Même si cette liste est donc tenue secrète, on sait qu’elle se complète de la chorégraphe Annie Hanauer, qu’on a certes croisée comme interprète très convaincante pour Rachid Ouramdane. Elle est associée avec le directeur sortant du festival de Bolsano en Italie. Une paire qui semble bien discrète.
Au total, voici donc le paysage d’une compétition tiède, comme d’emblée assourdie par la lourdeur de la logique institutionnelle dont elle relève. C’est là qu’il faudrait chercher la source du manque d’enthousiasme à se saisir d’un établissement aux potentialités pourtant incroyablement riches. Quoiqu’on raconte aux Montpelliérains, s’il est vrai que leur ville pèse lourd dans une géopolitique internationale de la danse, on ne peut plus dire qu’elle y scintille comme le lieu de l’invention et de l’ouverture. Jusqu’au chorégraphe Christian Rizzo, qui vient, lui, de conclure sa mission de direction du Centre chorégraphique, après s’être échiné à décevoir son image d’agitateur radical de son art, qui le précédait pourtant au moment de sa nomination.

> _DONNÉES DISPONIBLES_:
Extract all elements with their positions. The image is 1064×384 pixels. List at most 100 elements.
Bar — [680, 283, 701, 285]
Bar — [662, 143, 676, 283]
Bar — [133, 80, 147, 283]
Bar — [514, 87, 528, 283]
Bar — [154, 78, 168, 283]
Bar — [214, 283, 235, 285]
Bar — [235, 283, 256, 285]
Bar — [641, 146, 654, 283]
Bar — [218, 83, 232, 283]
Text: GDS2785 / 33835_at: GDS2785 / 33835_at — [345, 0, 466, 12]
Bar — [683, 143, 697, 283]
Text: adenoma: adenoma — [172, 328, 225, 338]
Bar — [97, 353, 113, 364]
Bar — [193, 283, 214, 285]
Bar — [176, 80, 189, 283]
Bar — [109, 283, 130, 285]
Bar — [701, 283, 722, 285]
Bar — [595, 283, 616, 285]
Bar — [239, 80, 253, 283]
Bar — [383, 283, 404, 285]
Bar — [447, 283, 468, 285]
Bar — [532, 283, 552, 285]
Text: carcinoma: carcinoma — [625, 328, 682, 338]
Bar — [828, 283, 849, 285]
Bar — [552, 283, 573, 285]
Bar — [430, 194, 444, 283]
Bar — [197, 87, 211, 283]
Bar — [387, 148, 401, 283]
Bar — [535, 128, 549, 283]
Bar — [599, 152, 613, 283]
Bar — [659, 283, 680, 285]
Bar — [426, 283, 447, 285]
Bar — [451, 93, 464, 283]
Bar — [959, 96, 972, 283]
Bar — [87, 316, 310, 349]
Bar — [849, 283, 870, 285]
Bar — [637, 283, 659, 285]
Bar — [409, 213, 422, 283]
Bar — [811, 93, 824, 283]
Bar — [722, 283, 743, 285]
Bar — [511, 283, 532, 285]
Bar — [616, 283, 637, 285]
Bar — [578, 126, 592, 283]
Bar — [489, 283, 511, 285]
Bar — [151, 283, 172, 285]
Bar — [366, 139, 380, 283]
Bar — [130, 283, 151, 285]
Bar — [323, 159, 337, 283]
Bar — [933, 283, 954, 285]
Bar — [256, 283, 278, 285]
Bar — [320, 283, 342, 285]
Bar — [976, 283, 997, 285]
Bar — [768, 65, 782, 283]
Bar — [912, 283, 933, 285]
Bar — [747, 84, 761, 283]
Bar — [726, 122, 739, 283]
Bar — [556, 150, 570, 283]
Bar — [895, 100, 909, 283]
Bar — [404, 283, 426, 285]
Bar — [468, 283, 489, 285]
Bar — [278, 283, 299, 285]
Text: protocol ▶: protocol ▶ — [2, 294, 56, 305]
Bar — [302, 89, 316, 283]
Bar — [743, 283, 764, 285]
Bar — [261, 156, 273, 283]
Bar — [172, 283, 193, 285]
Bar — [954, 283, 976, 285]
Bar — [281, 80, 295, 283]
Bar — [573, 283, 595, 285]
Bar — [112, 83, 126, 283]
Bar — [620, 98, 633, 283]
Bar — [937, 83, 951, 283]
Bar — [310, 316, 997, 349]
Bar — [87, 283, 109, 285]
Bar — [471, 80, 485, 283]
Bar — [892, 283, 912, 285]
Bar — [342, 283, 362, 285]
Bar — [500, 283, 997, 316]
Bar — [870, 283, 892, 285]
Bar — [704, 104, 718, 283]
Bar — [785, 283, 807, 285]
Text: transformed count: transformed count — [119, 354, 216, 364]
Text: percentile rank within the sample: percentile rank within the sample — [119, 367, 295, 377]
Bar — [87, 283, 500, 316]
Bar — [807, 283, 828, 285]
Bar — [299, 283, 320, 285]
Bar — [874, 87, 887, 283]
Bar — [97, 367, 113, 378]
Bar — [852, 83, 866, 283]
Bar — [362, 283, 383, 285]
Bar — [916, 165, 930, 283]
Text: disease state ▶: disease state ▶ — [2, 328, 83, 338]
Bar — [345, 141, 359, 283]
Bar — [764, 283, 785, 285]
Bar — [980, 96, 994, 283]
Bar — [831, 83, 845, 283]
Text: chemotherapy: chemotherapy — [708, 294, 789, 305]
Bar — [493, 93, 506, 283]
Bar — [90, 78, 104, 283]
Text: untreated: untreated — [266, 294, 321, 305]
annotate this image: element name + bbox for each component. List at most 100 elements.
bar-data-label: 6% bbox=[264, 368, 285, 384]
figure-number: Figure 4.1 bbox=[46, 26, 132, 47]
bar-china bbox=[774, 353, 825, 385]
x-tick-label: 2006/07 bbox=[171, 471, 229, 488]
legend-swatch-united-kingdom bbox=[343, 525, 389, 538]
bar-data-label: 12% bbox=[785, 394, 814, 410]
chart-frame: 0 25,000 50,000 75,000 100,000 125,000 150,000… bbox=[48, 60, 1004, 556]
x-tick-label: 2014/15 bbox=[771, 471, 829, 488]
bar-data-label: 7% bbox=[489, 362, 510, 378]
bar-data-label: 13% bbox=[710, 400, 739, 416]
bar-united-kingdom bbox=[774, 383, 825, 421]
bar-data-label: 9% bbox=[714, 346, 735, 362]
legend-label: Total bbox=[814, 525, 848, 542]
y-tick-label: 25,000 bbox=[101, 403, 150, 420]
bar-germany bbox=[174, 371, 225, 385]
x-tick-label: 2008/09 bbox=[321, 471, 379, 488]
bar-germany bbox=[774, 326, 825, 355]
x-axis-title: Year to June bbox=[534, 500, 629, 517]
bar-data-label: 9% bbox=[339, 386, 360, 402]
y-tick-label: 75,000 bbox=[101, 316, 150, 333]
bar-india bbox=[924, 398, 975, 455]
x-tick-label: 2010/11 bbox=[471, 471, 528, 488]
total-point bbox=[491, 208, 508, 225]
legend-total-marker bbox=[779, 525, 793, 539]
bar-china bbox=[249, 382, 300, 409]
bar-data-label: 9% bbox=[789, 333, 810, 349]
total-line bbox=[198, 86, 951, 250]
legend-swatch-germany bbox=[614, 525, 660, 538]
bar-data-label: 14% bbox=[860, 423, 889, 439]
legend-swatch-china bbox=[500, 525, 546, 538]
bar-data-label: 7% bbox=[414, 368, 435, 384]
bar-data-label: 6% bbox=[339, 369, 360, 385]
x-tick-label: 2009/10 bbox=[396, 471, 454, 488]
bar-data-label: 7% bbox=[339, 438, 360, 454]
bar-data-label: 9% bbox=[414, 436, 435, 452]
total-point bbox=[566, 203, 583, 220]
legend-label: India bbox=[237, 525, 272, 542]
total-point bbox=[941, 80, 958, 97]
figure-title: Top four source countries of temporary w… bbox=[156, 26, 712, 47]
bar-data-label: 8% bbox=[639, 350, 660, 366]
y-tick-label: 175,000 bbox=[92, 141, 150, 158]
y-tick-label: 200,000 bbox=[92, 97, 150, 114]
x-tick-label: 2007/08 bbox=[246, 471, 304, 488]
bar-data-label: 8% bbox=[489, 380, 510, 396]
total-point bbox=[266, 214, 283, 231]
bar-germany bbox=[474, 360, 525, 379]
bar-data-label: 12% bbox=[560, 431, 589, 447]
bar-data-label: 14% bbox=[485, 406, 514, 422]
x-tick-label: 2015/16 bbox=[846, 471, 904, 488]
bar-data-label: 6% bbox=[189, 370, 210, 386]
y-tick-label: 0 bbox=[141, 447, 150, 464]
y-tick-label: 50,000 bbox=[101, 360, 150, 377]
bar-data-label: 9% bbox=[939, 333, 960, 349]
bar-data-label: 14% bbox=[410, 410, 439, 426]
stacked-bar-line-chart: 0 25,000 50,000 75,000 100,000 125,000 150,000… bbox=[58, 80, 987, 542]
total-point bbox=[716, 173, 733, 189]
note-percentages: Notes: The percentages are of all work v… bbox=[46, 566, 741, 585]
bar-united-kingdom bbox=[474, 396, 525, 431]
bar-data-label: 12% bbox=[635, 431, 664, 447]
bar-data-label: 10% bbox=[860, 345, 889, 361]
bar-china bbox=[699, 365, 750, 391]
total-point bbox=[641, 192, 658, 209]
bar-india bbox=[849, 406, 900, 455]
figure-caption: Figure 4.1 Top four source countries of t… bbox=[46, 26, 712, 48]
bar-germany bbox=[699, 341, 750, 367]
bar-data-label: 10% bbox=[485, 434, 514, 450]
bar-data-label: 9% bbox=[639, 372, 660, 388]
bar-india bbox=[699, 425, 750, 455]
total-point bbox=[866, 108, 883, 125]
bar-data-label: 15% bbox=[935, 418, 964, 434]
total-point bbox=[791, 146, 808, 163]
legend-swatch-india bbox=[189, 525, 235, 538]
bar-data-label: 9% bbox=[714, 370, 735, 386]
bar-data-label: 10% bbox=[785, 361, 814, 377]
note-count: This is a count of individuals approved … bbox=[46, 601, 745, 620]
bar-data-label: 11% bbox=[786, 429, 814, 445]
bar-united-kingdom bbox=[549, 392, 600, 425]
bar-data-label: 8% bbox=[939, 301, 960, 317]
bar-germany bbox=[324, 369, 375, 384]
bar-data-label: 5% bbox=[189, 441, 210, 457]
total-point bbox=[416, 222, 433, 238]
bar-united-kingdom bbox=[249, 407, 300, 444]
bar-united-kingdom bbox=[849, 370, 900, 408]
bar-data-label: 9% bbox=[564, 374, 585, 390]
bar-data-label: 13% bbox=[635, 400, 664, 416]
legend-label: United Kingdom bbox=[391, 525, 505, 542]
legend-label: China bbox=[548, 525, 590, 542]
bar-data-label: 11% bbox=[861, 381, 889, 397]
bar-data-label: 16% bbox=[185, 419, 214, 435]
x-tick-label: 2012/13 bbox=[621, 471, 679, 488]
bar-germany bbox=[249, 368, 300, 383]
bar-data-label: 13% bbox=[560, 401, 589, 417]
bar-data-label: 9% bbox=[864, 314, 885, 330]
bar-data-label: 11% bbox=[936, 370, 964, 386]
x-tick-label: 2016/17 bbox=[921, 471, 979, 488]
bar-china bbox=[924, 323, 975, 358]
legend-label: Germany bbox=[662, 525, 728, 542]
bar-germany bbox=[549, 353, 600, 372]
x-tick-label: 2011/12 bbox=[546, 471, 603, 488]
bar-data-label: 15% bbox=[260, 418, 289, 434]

> _TRAVAIL À FAIRE_:
1. D'après le texte sur la danse à Montpellier, quel chorégraphe vient de conclure sa mission de direction du Centre chorégraphique ?
2. Relevez tous les noms de personnes cités dans le texte sur la danse à Montpellier.
3. Reprenez, s'il vous plaît, le texte sur la danse à Montpellier à la suite de sa dernière phrase.

> _RÉPONSES PAR CONSIGNE_:
1. Christian Rizzo.

2. Annie Hanauer, Rachid Ouramdane, Christian Rizzo.

3.
![](https://altermidi.org/wp-content/plugins/phastpress/phast.php/c2VydmljZT1pbWFnZXMmc3JjPWh0dHBzJTNBJTJGJTJGYWx0ZXJtaWRpLm9yZyUyRndwLWNvbnRlbnQlMkZ1cGxvYWRzJTJGMjAyNSUyRjAyJTJGcHJlc3NlLW5vaXItZXQtYmxhbmMuanBnJmNhY2hlTWFya2VyPTE3Mzg5MTQxMjEtMTQzODE5JnRva2VuPTA5YjViNWZiZjhkMzE1OTQ.q.jpg)
Montpellier, morne plaine ? Dans ce contexte, l’apparition du Collectif Régional des Artistes en Mouvement vient d’éveiller la curiosité. Ils ont été plus d’une soixantaine à signer un Manifeste du 13 janvier 2025. On y retrouve la plupart des chorégraphes indépendant.e.s de la ville et de la région (dont Mathilde Monnier). En conférence de presse, on les a perçu.e.s comme déjà ravi.e.s d’avoir su se réunir ainsi, « dans une perspective positive, hors situation de crise », pour plusieurs semaines de réflexion partagée.
Cette capacité à faire collectif depuis l’horizontalité du terrain, dans une totale pluralité de générations et de styles, suffit à rendre leur démarche remarquable. Certes ils disent avoir bien connu les effets du « fonctionnement pyramidal » qui prévalait jusqu’à ce jour. Mais ils jurent qu’ils ne sont pas là « pour évaluer l’histoire ». Et il n’y en a ni un ni une pour se sentir concerné.e personnellement par une prise de direction à l’Agora.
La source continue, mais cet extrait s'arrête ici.